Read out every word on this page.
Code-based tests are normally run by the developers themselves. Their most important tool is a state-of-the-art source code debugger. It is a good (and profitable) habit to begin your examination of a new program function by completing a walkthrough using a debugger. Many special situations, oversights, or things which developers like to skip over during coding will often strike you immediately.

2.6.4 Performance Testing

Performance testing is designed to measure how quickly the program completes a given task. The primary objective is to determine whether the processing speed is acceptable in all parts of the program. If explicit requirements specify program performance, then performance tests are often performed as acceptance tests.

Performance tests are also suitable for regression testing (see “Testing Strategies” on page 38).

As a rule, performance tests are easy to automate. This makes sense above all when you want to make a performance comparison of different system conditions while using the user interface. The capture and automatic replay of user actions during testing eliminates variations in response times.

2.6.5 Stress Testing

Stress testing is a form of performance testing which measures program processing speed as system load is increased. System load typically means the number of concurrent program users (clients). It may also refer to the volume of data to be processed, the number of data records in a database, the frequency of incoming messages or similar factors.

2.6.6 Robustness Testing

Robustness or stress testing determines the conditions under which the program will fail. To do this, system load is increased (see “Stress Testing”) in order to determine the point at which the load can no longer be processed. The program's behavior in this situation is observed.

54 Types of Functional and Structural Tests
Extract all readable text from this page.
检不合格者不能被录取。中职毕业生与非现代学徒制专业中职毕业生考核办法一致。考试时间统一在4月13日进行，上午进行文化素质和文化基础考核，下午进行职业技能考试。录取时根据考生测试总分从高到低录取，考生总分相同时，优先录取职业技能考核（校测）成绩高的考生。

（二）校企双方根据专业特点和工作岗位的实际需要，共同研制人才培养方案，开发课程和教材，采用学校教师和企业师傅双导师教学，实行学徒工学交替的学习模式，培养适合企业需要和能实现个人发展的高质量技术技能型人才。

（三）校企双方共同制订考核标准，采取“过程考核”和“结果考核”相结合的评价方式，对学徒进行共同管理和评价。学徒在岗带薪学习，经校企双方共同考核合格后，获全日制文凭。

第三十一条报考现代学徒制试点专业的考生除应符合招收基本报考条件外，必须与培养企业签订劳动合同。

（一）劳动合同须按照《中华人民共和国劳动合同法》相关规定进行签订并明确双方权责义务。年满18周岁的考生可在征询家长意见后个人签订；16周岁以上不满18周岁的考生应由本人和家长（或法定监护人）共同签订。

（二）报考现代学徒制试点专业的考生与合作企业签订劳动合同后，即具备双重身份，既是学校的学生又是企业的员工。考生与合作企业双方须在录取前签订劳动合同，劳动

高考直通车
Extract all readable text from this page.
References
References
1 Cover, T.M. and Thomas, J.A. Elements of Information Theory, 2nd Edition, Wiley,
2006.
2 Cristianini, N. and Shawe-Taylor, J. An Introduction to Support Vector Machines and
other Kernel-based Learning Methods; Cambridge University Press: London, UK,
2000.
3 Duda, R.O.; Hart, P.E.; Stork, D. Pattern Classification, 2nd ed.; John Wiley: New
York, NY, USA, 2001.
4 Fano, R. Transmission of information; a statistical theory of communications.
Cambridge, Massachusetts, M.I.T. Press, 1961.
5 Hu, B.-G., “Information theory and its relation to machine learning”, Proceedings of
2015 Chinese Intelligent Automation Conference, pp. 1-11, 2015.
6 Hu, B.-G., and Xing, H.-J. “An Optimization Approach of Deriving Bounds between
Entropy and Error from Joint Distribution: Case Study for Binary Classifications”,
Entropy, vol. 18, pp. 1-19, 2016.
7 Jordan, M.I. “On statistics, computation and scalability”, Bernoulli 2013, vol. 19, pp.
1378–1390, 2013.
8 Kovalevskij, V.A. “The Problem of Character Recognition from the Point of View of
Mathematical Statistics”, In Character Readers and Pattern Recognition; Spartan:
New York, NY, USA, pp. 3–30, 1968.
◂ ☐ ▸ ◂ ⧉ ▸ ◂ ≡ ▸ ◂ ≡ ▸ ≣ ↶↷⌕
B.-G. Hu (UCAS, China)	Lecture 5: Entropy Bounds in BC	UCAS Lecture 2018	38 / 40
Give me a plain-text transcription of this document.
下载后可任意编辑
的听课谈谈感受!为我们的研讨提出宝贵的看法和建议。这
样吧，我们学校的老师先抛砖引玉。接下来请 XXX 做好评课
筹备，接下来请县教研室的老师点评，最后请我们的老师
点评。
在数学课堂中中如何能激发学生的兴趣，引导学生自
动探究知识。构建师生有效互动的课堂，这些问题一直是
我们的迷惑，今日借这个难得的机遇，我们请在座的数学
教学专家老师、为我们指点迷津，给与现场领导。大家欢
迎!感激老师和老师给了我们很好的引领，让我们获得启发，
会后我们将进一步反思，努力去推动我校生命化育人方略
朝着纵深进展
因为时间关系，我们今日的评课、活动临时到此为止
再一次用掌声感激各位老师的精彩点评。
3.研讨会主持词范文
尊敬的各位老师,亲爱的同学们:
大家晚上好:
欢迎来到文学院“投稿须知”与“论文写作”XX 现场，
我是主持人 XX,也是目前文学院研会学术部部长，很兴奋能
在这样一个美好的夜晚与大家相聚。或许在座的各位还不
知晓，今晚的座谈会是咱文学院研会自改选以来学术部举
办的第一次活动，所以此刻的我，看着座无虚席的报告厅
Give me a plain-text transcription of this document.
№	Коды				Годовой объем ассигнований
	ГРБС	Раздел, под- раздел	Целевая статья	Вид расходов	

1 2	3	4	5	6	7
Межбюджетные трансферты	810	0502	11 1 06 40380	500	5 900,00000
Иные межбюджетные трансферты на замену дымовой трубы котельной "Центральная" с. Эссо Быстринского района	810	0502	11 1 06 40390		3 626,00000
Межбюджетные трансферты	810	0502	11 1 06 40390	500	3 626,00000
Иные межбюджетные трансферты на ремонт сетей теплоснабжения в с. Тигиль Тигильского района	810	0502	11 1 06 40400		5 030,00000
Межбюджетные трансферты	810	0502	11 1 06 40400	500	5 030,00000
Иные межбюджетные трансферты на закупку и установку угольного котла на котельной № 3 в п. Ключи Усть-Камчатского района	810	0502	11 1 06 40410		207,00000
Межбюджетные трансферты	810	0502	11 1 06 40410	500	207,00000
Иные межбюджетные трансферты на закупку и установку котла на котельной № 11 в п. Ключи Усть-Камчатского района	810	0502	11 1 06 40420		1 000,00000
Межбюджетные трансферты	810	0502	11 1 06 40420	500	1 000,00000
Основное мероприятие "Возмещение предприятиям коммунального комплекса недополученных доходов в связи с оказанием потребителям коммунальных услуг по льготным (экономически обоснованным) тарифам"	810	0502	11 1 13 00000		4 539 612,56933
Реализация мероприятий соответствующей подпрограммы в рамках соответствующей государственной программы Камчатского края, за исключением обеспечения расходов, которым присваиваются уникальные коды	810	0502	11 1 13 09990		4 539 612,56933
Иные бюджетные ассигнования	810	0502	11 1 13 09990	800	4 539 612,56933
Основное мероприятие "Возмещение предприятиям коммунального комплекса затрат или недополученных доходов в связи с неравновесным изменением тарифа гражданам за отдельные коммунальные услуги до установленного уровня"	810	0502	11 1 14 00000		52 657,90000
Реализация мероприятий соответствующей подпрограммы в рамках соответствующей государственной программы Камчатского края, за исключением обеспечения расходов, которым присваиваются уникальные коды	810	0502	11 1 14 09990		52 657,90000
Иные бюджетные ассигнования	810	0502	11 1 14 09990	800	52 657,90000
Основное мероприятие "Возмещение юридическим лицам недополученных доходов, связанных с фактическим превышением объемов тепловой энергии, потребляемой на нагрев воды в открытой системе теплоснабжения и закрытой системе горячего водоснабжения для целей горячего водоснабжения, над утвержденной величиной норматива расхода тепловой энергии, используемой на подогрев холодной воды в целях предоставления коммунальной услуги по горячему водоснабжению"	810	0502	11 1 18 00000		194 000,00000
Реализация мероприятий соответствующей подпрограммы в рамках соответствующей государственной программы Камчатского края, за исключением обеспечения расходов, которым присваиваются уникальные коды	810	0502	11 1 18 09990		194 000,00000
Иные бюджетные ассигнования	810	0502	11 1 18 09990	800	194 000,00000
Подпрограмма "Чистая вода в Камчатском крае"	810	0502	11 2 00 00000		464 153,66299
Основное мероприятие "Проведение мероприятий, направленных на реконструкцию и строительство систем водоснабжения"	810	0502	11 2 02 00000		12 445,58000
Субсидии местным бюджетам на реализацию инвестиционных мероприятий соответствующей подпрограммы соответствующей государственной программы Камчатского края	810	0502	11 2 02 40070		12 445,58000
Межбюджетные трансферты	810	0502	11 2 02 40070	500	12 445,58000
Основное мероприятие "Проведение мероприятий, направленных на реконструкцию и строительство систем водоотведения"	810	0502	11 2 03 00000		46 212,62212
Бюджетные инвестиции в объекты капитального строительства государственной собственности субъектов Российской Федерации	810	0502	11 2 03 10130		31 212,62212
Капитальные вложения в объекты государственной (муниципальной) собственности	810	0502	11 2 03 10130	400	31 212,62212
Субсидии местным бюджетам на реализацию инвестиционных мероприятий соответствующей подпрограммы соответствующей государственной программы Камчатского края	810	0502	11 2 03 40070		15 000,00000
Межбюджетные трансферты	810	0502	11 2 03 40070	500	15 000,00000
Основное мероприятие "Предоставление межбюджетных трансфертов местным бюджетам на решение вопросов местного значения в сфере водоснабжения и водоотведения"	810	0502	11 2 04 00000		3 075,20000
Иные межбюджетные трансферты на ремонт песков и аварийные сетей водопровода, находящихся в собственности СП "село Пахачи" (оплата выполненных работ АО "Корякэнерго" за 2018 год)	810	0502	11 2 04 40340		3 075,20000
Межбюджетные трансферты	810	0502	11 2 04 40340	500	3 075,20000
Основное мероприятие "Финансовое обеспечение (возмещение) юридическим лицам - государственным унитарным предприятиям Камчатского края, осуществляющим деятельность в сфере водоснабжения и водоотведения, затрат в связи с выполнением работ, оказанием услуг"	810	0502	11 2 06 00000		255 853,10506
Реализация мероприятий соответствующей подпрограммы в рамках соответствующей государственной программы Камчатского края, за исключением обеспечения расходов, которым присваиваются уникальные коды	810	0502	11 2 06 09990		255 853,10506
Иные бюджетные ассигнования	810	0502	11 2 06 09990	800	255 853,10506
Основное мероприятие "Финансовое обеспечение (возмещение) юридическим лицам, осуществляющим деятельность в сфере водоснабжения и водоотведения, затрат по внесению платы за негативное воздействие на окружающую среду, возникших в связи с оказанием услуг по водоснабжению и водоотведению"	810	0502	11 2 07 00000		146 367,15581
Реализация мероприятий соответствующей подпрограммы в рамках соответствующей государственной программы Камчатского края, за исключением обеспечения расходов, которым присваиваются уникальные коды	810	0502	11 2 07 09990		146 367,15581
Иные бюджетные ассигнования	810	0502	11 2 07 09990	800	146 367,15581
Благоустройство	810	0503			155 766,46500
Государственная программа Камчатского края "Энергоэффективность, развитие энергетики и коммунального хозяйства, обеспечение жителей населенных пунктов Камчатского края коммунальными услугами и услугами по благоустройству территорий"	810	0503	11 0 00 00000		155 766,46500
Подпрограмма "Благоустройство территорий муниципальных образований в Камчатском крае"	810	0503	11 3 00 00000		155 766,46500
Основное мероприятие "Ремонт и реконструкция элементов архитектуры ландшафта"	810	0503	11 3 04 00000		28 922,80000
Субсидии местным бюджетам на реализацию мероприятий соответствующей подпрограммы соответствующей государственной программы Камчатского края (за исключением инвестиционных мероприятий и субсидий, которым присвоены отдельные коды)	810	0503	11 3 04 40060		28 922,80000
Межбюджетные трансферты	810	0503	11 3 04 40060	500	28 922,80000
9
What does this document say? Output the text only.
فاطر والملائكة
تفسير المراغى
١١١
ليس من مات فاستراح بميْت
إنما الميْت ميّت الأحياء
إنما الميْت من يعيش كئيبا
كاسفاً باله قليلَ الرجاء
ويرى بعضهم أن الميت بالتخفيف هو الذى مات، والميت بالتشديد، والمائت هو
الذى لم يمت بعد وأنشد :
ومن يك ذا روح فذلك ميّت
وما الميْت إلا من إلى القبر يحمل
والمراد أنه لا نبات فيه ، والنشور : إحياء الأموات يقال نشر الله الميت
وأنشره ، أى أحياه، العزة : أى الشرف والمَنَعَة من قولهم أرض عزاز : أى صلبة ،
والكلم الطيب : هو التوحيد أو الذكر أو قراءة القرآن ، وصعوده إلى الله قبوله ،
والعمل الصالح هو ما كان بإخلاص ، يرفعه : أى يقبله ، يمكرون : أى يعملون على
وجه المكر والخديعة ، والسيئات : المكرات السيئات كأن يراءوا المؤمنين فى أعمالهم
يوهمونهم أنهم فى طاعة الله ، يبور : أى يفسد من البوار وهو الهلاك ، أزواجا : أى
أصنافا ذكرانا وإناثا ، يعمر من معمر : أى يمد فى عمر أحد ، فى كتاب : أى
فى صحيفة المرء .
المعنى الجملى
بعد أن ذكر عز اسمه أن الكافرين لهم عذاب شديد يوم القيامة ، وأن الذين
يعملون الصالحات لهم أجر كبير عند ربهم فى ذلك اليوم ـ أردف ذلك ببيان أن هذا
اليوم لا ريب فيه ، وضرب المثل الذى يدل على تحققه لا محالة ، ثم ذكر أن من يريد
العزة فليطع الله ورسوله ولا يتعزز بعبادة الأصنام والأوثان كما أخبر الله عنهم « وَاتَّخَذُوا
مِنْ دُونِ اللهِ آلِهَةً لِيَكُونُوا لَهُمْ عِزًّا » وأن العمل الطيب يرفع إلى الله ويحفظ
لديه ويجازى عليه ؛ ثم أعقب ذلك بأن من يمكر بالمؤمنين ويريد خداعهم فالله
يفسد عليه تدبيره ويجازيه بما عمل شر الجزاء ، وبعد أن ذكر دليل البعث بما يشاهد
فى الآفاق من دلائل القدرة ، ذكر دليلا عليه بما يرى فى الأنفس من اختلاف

○ ○ ○

### [Given problem]
Filter the records above for "Wiley" and copy every matching line.

### [Task answer]
1 Cover, T.M. and Thomas, J.A. Elements of Information Theory, 2nd Edition, Wiley,
3 Duda, R.O.; Hart, P.E.; Stork, D. Pattern Classification, 2nd ed.; John Wiley: New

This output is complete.